Exercise brief
Answer from the Pratt Street marker text:
1. On what date did the attack on the 6th Massachusetts Infantry Regiment take place?
2. Who led the regiment's four companies that passed the spot?
3. What job did Edward W. Beatty hold?

Provided text
--- Begin ---
Location: Maryland, United States
Date Posted: 12/27/2018 7:32:44 AM
Waymark Code: WMZR8J
Published By: Groundspeak Premium Member wayfrog
Views: 4

Long Description:
The plaque says, "Combat on Pratt Street Marker

(Preface) On April 19, 1861, Confederate sympathizers attacked the 6th Massachusetts Infantry Regiment as it changed trains en route to Washington, which the secessionists hoped to isolate. To learn more about the Baltimore Riot, the city’s role in the Civil War, and railroad history, please visit the Baltimore Civil War Museum—President Street Station, at the corner of President and Fleet Streets. Open daily 10 a.m.–5 p.m.

When Capt. Albert S. Follansbee’s four companies of the 6th Massachusetts Infantry Regiment passed here en route to Camden Station to change trains for Washington on April 19, 1861, a pro-Confederate mob attacked with rocks and bullets. As George Wilson Booth, a state militiaman who joined the rioters, later wrote,
A soldier, struck by a stone, fell almost at my feet, and as he fell, dropped his musket, which was immediately seized by Edward W. Beatty a port customs officer, who raised it to his shoulder and fired the first shot into the column.

As he fired he turned to the crowd and asked if anyone had a cartridge. I gave him one or two and showed him how to reload then betook myself to the protection of the first doorway thus escaping the bullets that were sweeping the street.
--- End ---
Listing
--- Begin ---
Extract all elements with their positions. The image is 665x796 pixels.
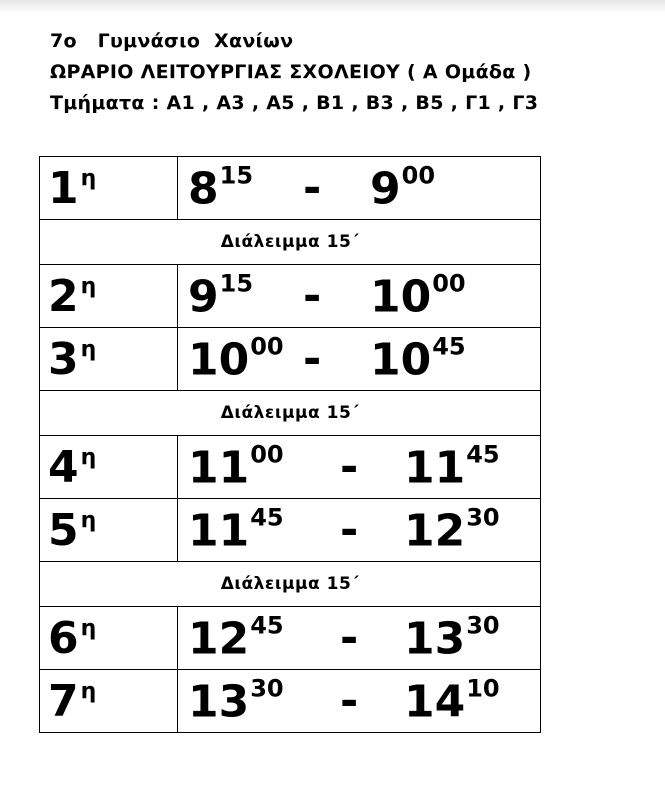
break-row bbox=[40, 562, 541, 607]
end-time: $10^{45}$ bbox=[370, 332, 466, 386]
period-row bbox=[40, 607, 541, 670]
period-number: $5^\eta$ bbox=[40, 499, 178, 562]
period-time bbox=[178, 607, 541, 670]
start-time: $13^{30}$ bbox=[188, 674, 284, 728]
end-time: $9^{00}$ bbox=[370, 161, 436, 215]
time-dash: - bbox=[303, 333, 322, 385]
start-time: $8^{15}$ bbox=[188, 161, 254, 215]
schedule-title: ΩΡΑΡΙΟ ΛΕΙΤΟΥΡΓΙΑΣ ΣΧΟΛΕΙΟΥ ( Α Ομάδα ) bbox=[50, 61, 532, 83]
period-number: $7^\eta$ bbox=[40, 670, 178, 733]
time-dash: - bbox=[340, 612, 359, 664]
end-time: $11^{45}$ bbox=[404, 440, 500, 494]
break-label: Διάλειμμα 15΄ bbox=[40, 220, 541, 265]
start-time: $9^{15}$ bbox=[188, 269, 254, 323]
period-number: $4^\eta$ bbox=[40, 436, 178, 499]
break-label: Διάλειμμα 15΄ bbox=[40, 391, 541, 436]
document-header bbox=[50, 26, 538, 119]
period-time bbox=[178, 436, 541, 499]
period-number: $2^\eta$ bbox=[40, 265, 178, 328]
end-time: $12^{30}$ bbox=[404, 503, 500, 557]
period-time bbox=[178, 499, 541, 562]
end-time: $14^{10}$ bbox=[404, 674, 500, 728]
period-time bbox=[178, 265, 541, 328]
schedule-table bbox=[39, 156, 541, 733]
start-time: $11^{45}$ bbox=[188, 503, 284, 557]
period-time bbox=[178, 670, 541, 733]
period-row bbox=[40, 265, 541, 328]
period-row bbox=[40, 157, 541, 220]
break-row bbox=[40, 220, 541, 265]
period-row bbox=[40, 499, 541, 562]
period-time bbox=[178, 157, 541, 220]
time-dash: - bbox=[340, 441, 359, 493]
period-row bbox=[40, 328, 541, 391]
period-time bbox=[178, 328, 541, 391]
school-name: 7ο Γυμνάσιο Χανίων bbox=[50, 30, 294, 52]
top-shadow-bar bbox=[0, 0, 665, 14]
start-time: $10^{00}$ bbox=[188, 332, 284, 386]
period-number: $1^\eta$ bbox=[40, 157, 178, 220]
period-row bbox=[40, 670, 541, 733]
end-time: $13^{30}$ bbox=[404, 611, 500, 665]
time-dash: - bbox=[303, 162, 322, 214]
start-time: $12^{45}$ bbox=[188, 611, 284, 665]
end-time: $10^{00}$ bbox=[370, 269, 466, 323]
classes-list: Τμήματα : Α1 , Α3 , Α5 , Β1 , Β3 , Β5 , Γ1 , Γ3 bbox=[50, 92, 539, 114]
time-dash: - bbox=[303, 270, 322, 322]
break-row bbox=[40, 391, 541, 436]
period-number: $3^\eta$ bbox=[40, 328, 178, 391]
start-time: $11^{00}$ bbox=[188, 440, 284, 494]
period-number: $6^\eta$ bbox=[40, 607, 178, 670]
time-dash: - bbox=[340, 675, 359, 727]
period-row bbox=[40, 436, 541, 499]
time-dash: - bbox=[340, 504, 359, 556]
break-label: Διάλειμμα 15΄ bbox=[40, 562, 541, 607]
--- End ---
Response below
1. April 19, 1861
2. Capt. Albert S. Follansbee
3. Port customs officer